*** Supplied records
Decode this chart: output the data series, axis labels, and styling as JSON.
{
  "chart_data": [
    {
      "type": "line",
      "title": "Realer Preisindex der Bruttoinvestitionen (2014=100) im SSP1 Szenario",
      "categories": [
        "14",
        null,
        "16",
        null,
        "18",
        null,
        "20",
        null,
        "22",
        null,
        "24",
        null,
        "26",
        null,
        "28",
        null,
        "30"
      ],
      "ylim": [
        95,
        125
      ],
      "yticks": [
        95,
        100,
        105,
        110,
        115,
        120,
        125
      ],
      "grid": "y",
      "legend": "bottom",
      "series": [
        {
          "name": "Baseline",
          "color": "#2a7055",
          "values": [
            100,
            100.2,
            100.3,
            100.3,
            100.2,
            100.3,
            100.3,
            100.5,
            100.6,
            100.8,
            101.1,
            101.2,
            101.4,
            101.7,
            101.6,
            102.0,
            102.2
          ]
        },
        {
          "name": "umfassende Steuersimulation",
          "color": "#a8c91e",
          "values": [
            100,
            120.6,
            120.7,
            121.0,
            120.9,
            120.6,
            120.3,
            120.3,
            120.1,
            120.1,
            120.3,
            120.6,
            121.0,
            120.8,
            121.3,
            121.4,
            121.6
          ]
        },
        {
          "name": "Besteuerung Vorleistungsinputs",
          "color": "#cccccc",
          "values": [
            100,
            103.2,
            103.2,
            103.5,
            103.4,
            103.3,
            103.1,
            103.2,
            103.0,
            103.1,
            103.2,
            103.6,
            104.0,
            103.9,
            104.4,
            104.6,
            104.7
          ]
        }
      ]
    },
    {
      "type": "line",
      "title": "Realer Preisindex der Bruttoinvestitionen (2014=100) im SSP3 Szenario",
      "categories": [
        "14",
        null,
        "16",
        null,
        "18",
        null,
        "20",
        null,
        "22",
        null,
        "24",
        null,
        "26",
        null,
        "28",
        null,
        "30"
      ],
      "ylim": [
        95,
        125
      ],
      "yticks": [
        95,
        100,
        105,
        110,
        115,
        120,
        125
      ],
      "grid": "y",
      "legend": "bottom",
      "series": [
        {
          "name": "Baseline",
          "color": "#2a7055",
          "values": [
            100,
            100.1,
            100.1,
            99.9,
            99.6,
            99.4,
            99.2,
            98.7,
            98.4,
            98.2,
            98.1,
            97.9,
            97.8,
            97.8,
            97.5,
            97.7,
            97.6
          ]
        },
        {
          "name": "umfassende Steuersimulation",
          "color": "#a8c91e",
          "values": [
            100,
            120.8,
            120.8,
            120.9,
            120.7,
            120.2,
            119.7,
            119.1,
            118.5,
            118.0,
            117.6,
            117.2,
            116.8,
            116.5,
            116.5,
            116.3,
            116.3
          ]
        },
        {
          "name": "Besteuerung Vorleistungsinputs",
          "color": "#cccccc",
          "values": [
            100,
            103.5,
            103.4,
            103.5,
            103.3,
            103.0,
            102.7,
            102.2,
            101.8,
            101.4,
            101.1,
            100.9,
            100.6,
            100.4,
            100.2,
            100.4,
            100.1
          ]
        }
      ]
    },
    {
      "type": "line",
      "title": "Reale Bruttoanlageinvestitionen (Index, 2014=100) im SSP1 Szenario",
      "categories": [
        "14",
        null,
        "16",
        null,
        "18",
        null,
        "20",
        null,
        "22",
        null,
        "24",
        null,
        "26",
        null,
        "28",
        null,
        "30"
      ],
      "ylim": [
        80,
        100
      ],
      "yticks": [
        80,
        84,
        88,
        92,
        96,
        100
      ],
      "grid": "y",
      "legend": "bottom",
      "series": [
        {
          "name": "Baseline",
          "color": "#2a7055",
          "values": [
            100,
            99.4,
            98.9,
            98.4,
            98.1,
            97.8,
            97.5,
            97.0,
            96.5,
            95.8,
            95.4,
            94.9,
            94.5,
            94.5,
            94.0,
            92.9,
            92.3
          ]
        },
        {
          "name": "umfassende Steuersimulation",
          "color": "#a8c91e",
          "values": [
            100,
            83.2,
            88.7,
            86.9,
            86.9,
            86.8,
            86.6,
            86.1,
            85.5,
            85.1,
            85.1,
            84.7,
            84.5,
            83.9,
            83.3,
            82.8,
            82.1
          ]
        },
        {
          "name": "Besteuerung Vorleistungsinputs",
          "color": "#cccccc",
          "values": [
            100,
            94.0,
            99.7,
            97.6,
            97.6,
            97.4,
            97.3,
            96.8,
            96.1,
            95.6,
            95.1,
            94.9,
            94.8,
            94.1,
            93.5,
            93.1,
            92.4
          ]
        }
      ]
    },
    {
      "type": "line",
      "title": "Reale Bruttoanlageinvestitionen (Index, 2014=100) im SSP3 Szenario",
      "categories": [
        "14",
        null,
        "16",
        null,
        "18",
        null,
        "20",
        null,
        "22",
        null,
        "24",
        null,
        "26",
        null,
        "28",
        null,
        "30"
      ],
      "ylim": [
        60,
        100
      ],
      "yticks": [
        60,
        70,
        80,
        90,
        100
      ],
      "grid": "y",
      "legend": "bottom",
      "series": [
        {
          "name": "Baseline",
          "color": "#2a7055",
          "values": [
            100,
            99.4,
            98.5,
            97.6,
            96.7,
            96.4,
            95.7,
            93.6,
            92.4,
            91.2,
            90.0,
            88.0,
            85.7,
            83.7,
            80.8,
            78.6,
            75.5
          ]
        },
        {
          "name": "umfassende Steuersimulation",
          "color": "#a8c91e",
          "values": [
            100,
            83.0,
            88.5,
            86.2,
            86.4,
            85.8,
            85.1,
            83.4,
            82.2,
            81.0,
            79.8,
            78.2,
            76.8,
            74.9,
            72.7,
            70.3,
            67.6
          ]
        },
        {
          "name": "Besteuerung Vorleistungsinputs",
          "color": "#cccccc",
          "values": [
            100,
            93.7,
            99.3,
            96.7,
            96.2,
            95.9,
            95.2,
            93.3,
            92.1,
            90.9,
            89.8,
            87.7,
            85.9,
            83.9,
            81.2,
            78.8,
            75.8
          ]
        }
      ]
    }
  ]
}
******
• Given instruction:
Write out the records above again, keeping each one identical to the original.

• Correct result:
Decode this chart: output the data series, axis labels, and styling as JSON.
{
  "chart_data": [
    {
      "type": "line",
      "title": "Realer Preisindex der Bruttoinvestitionen (2014=100) im SSP1 Szenario",
      "categories": [
        "14",
        null,
        "16",
        null,
        "18",
        null,
        "20",
        null,
        "22",
        null,
        "24",
        null,
        "26",
        null,
        "28",
        null,
        "30"
      ],
      "ylim": [
        95,
        125
      ],
      "yticks": [
        95,
        100,
        105,
        110,
        115,
        120,
        125
      ],
      "grid": "y",
      "legend": "bottom",
      "series": [
        {
          "name": "Baseline",
          "color": "#2a7055",
          "values": [
            100,
            100.2,
            100.3,
            100.3,
            100.2,
            100.3,
            100.3,
            100.5,
            100.6,
            100.8,
            101.1,
            101.2,
            101.4,
            101.7,
            101.6,
            102.0,
            102.2
          ]
        },
        {
          "name": "umfassende Steuersimulation",
          "color": "#a8c91e",
          "values": [
            100,
            120.6,
            120.7,
            121.0,
            120.9,
            120.6,
            120.3,
            120.3,
            120.1,
            120.1,
            120.3,
            120.6,
            121.0,
            120.8,
            121.3,
            121.4,
            121.6
          ]
        },
        {
          "name": "Besteuerung Vorleistungsinputs",
          "color": "#cccccc",
          "values": [
            100,
            103.2,
            103.2,
            103.5,
            103.4,
            103.3,
            103.1,
            103.2,
            103.0,
            103.1,
            103.2,
            103.6,
            104.0,
            103.9,
            104.4,
            104.6,
            104.7
          ]
        }
      ]
    },
    {
      "type": "line",
      "title": "Realer Preisindex der Bruttoinvestitionen (2014=100) im SSP3 Szenario",
      "categories": [
        "14",
        null,
        "16",
        null,
        "18",
        null,
        "20",
        null,
        "22",
        null,
        "24",
        null,
        "26",
        null,
        "28",
        null,
        "30"
      ],
      "ylim": [
        95,
        125
      ],
      "yticks": [
        95,
        100,
        105,
        110,
        115,
        120,
        125
      ],
      "grid": "y",
      "legend": "bottom",
      "series": [
        {
          "name": "Baseline",
          "color": "#2a7055",
          "values": [
            100,
            100.1,
            100.1,
            99.9,
            99.6,
            99.4,
            99.2,
            98.7,
            98.4,
            98.2,
            98.1,
            97.9,
            97.8,
            97.8,
            97.5,
            97.7,
            97.6
          ]
        },
        {
          "name": "umfassende Steuersimulation",
          "color": "#a8c91e",
          "values": [
            100,
            120.8,
            120.8,
            120.9,
            120.7,
            120.2,
            119.7,
            119.1,
            118.5,
            118.0,
            117.6,
            117.2,
            116.8,
            116.5,
            116.5,
            116.3,
            116.3
          ]
        },
        {
          "name": "Besteuerung Vorleistungsinputs",
          "color": "#cccccc",
          "values": [
            100,
            103.5,
            103.4,
            103.5,
            103.3,
            103.0,
            102.7,
            102.2,
            101.8,
            101.4,
            101.1,
            100.9,
            100.6,
            100.4,
            100.2,
            100.4,
            100.1
          ]
        }
      ]
    },
    {
      "type": "line",
      "title": "Reale Bruttoanlageinvestitionen (Index, 2014=100) im SSP1 Szenario",
      "categories": [
        "14",
        null,
        "16",
        null,
        "18",
        null,
        "20",
        null,
        "22",
        null,
        "24",
        null,
        "26",
        null,
        "28",
        null,
        "30"
      ],
      "ylim": [
        80,
        100
      ],
      "yticks": [
        80,
        84,
        88,
        92,
        96,
        100
      ],
      "grid": "y",
      "legend": "bottom",
      "series": [
        {
          "name": "Baseline",
          "color": "#2a7055",
          "values": [
            100,
            99.4,
            98.9,
            98.4,
            98.1,
            97.8,
            97.5,
            97.0,
            96.5,
            95.8,
            95.4,
            94.9,
            94.5,
            94.5,
            94.0,
            92.9,
            92.3
          ]
        },
        {
          "name": "umfassende Steuersimulation",
          "color": "#a8c91e",
          "values": [
            100,
            83.2,
            88.7,
            86.9,
            86.9,
            86.8,
            86.6,
            86.1,
            85.5,
            85.1,
            85.1,
            84.7,
            84.5,
            83.9,
            83.3,
            82.8,
            82.1
          ]
        },
        {
          "name": "Besteuerung Vorleistungsinputs",
          "color": "#cccccc",
          "values": [
            100,
            94.0,
            99.7,
            97.6,
            97.6,
            97.4,
            97.3,
            96.8,
            96.1,
            95.6,
            95.1,
            94.9,
            94.8,
            94.1,
            93.5,
            93.1,
            92.4
          ]
        }
      ]
    },
    {
      "type": "line",
      "title": "Reale Bruttoanlageinvestitionen (Index, 2014=100) im SSP3 Szenario",
      "categories": [
        "14",
        null,
        "16",
        null,
        "18",
        null,
        "20",
        null,
        "22",
        null,
        "24",
        null,
        "26",
        null,
        "28",
        null,
        "30"
      ],
      "ylim": [
        60,
        100
      ],
      "yticks": [
        60,
        70,
        80,
        90,
        100
      ],
      "grid": "y",
      "legend": "bottom",
      "series": [
        {
          "name": "Baseline",
          "color": "#2a7055",
          "values": [
            100,
            99.4,
            98.5,
            97.6,
            96.7,
            96.4,
            95.7,
            93.6,
            92.4,
            91.2,
            90.0,
            88.0,
            85.7,
            83.7,
            80.8,
            78.6,
            75.5
          ]
        },
        {
          "name": "umfassende Steuersimulation",
          "color": "#a8c91e",
          "values": [
            100,
            83.0,
            88.5,
            86.2,
            86.4,
            85.8,
            85.1,
            83.4,
            82.2,
            81.0,
            79.8,
            78.2,
            76.8,
            74.9,
            72.7,
            70.3,
            67.6
          ]
        },
        {
          "name": "Besteuerung Vorleistungsinputs",
          "color": "#cccccc",
          "values": [
            100,
            93.7,
            99.3,
            96.7,
            96.2,
            95.9,
            95.2,
            93.3,
            92.1,
            90.9,
            89.8,
            87.7,
            85.9,
            83.9,
            81.2,
            78.8,
            75.8
          ]
        }
      ]
    }
  ]
}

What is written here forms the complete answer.